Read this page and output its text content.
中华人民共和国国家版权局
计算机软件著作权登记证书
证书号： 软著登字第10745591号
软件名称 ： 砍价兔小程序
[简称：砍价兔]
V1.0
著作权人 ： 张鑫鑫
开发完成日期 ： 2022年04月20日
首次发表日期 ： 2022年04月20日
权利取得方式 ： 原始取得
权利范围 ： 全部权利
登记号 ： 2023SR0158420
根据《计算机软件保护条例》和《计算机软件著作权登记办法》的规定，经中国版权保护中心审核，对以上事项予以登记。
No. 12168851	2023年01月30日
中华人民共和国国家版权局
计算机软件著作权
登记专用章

**Exercise:** Extract all the material, leaving every line as it is.

**Solution:**
Read this page and output its text content.
中华人民共和国国家版权局
计算机软件著作权登记证书
证书号： 软著登字第10745591号
软件名称 ： 砍价兔小程序
[简称：砍价兔]
V1.0
著作权人 ： 张鑫鑫
开发完成日期 ： 2022年04月20日
首次发表日期 ： 2022年04月20日
权利取得方式 ： 原始取得
权利范围 ： 全部权利
登记号 ： 2023SR0158420
根据《计算机软件保护条例》和《计算机软件著作权登记办法》的规定，经中国版权保护中心审核，对以上事项予以登记。
No. 12168851	2023年01月30日
中华人民共和国国家版权局
计算机软件著作权
登记专用章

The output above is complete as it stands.